● **DIRECTION**: Retype every entry word for word.

──────────

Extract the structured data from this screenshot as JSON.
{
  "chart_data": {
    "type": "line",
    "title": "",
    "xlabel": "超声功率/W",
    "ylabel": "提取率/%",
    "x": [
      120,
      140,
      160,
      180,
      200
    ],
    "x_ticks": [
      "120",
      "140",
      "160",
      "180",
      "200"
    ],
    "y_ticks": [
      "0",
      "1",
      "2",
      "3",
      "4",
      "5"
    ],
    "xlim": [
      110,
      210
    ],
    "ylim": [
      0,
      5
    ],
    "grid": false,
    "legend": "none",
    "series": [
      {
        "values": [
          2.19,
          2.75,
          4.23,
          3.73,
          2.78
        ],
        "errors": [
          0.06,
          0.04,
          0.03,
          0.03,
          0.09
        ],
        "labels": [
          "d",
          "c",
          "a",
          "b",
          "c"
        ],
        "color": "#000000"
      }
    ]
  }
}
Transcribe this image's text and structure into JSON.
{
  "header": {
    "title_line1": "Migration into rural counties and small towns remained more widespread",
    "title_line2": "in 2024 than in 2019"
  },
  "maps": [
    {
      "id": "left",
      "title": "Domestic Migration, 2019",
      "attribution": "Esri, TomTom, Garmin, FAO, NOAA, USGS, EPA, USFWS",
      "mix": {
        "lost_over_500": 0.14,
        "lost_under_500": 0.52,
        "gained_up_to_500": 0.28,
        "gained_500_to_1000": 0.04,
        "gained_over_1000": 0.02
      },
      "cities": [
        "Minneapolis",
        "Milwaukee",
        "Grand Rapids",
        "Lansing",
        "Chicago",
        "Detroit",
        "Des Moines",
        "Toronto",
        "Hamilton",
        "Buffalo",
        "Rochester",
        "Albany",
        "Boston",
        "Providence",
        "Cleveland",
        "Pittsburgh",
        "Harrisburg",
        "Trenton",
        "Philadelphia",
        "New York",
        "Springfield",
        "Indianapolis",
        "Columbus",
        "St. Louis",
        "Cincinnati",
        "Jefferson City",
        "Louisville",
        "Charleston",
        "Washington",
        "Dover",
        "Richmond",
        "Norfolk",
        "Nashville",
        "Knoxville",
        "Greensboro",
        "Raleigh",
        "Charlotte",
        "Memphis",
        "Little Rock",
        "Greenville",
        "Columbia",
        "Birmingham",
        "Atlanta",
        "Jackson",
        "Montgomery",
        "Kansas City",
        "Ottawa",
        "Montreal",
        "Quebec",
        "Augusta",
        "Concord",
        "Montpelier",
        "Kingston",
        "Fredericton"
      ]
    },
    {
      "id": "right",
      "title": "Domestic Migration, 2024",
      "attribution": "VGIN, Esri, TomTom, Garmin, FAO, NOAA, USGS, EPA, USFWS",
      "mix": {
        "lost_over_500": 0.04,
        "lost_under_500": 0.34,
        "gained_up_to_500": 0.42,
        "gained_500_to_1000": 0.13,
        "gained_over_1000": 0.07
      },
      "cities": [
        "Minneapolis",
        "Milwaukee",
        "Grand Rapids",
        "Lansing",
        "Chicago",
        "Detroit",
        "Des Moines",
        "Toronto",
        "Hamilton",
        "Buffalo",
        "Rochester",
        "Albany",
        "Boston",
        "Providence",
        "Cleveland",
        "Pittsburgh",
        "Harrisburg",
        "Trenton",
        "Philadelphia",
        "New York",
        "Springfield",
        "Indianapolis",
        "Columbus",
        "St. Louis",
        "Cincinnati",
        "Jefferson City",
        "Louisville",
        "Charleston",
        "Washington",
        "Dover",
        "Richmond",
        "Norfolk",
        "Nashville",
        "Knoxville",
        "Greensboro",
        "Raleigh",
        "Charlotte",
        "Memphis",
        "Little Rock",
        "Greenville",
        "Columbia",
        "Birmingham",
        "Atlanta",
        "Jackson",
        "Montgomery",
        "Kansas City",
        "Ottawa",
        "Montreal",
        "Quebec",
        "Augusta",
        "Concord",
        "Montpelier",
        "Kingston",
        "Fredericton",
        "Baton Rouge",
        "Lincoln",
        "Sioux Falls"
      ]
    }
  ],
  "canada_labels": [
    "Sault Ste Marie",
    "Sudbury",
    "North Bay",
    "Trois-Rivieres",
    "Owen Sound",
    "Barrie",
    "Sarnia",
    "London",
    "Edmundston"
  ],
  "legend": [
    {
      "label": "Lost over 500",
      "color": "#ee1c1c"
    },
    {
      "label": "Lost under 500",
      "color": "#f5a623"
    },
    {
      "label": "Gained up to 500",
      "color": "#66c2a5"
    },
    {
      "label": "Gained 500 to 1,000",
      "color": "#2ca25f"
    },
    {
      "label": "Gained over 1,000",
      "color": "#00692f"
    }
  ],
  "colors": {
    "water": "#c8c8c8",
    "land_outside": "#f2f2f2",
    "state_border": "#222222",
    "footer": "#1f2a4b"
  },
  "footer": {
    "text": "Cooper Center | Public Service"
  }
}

──────────

● **TASK RESPONSE**:
Extract the structured data from this screenshot as JSON.
{
  "chart_data": {
    "type": "line",
    "title": "",
    "xlabel": "超声功率/W",
    "ylabel": "提取率/%",
    "x": [
      120,
      140,
      160,
      180,
      200
    ],
    "x_ticks": [
      "120",
      "140",
      "160",
      "180",
      "200"
    ],
    "y_ticks": [
      "0",
      "1",
      "2",
      "3",
      "4",
      "5"
    ],
    "xlim": [
      110,
      210
    ],
    "ylim": [
      0,
      5
    ],
    "grid": false,
    "legend": "none",
    "series": [
      {
        "values": [
          2.19,
          2.75,
          4.23,
          3.73,
          2.78
        ],
        "errors": [
          0.06,
          0.04,
          0.03,
          0.03,
          0.09
        ],
        "labels": [
          "d",
          "c",
          "a",
          "b",
          "c"
        ],
        "color": "#000000"
      }
    ]
  }
}
Transcribe this image's text and structure into JSON.
{
  "header": {
    "title_line1": "Migration into rural counties and small towns remained more widespread",
    "title_line2": "in 2024 than in 2019"
  },
  "maps": [
    {
      "id": "left",
      "title": "Domestic Migration, 2019",
      "attribution": "Esri, TomTom, Garmin, FAO, NOAA, USGS, EPA, USFWS",
      "mix": {
        "lost_over_500": 0.14,
        "lost_under_500": 0.52,
        "gained_up_to_500": 0.28,
        "gained_500_to_1000": 0.04,
        "gained_over_1000": 0.02
      },
      "cities": [
        "Minneapolis",
        "Milwaukee",
        "Grand Rapids",
        "Lansing",
        "Chicago",
        "Detroit",
        "Des Moines",
        "Toronto",
        "Hamilton",
        "Buffalo",
        "Rochester",
        "Albany",
        "Boston",
        "Providence",
        "Cleveland",
        "Pittsburgh",
        "Harrisburg",
        "Trenton",
        "Philadelphia",
        "New York",
        "Springfield",
        "Indianapolis",
        "Columbus",
        "St. Louis",
        "Cincinnati",
        "Jefferson City",
        "Louisville",
        "Charleston",
        "Washington",
        "Dover",
        "Richmond",
        "Norfolk",
        "Nashville",
        "Knoxville",
        "Greensboro",
        "Raleigh",
        "Charlotte",
        "Memphis",
        "Little Rock",
        "Greenville",
        "Columbia",
        "Birmingham",
        "Atlanta",
        "Jackson",
        "Montgomery",
        "Kansas City",
        "Ottawa",
        "Montreal",
        "Quebec",
        "Augusta",
        "Concord",
        "Montpelier",
        "Kingston",
        "Fredericton"
      ]
    },
    {
      "id": "right",
      "title": "Domestic Migration, 2024",
      "attribution": "VGIN, Esri, TomTom, Garmin, FAO, NOAA, USGS, EPA, USFWS",
      "mix": {
        "lost_over_500": 0.04,
        "lost_under_500": 0.34,
        "gained_up_to_500": 0.42,
        "gained_500_to_1000": 0.13,
        "gained_over_1000": 0.07
      },
      "cities": [
        "Minneapolis",
        "Milwaukee",
        "Grand Rapids",
        "Lansing",
        "Chicago",
        "Detroit",
        "Des Moines",
        "Toronto",
        "Hamilton",
        "Buffalo",
        "Rochester",
        "Albany",
        "Boston",
        "Providence",
        "Cleveland",
        "Pittsburgh",
        "Harrisburg",
        "Trenton",
        "Philadelphia",
        "New York",
        "Springfield",
        "Indianapolis",
        "Columbus",
        "St. Louis",
        "Cincinnati",
        "Jefferson City",
        "Louisville",
        "Charleston",
        "Washington",
        "Dover",
        "Richmond",
        "Norfolk",
        "Nashville",
        "Knoxville",
        "Greensboro",
        "Raleigh",
        "Charlotte",
        "Memphis",
        "Little Rock",
        "Greenville",
        "Columbia",
        "Birmingham",
        "Atlanta",
        "Jackson",
        "Montgomery",
        "Kansas City",
        "Ottawa",
        "Montreal",
        "Quebec",
        "Augusta",
        "Concord",
        "Montpelier",
        "Kingston",
        "Fredericton",
        "Baton Rouge",
        "Lincoln",
        "Sioux Falls"
      ]
    }
  ],
  "canada_labels": [
    "Sault Ste Marie",
    "Sudbury",
    "North Bay",
    "Trois-Rivieres",
    "Owen Sound",
    "Barrie",
    "Sarnia",
    "London",
    "Edmundston"
  ],
  "legend": [
    {
      "label": "Lost over 500",
      "color": "#ee1c1c"
    },
    {
      "label": "Lost under 500",
      "color": "#f5a623"
    },
    {
      "label": "Gained up to 500",
      "color": "#66c2a5"
    },
    {
      "label": "Gained 500 to 1,000",
      "color": "#2ca25f"
    },
    {
      "label": "Gained over 1,000",
      "color": "#00692f"
    }
  ],
  "colors": {
    "water": "#c8c8c8",
    "land_outside": "#f2f2f2",
    "state_border": "#222222",
    "footer": "#1f2a4b"
  },
  "footer": {
    "text": "Cooper Center | Public Service"
  }
}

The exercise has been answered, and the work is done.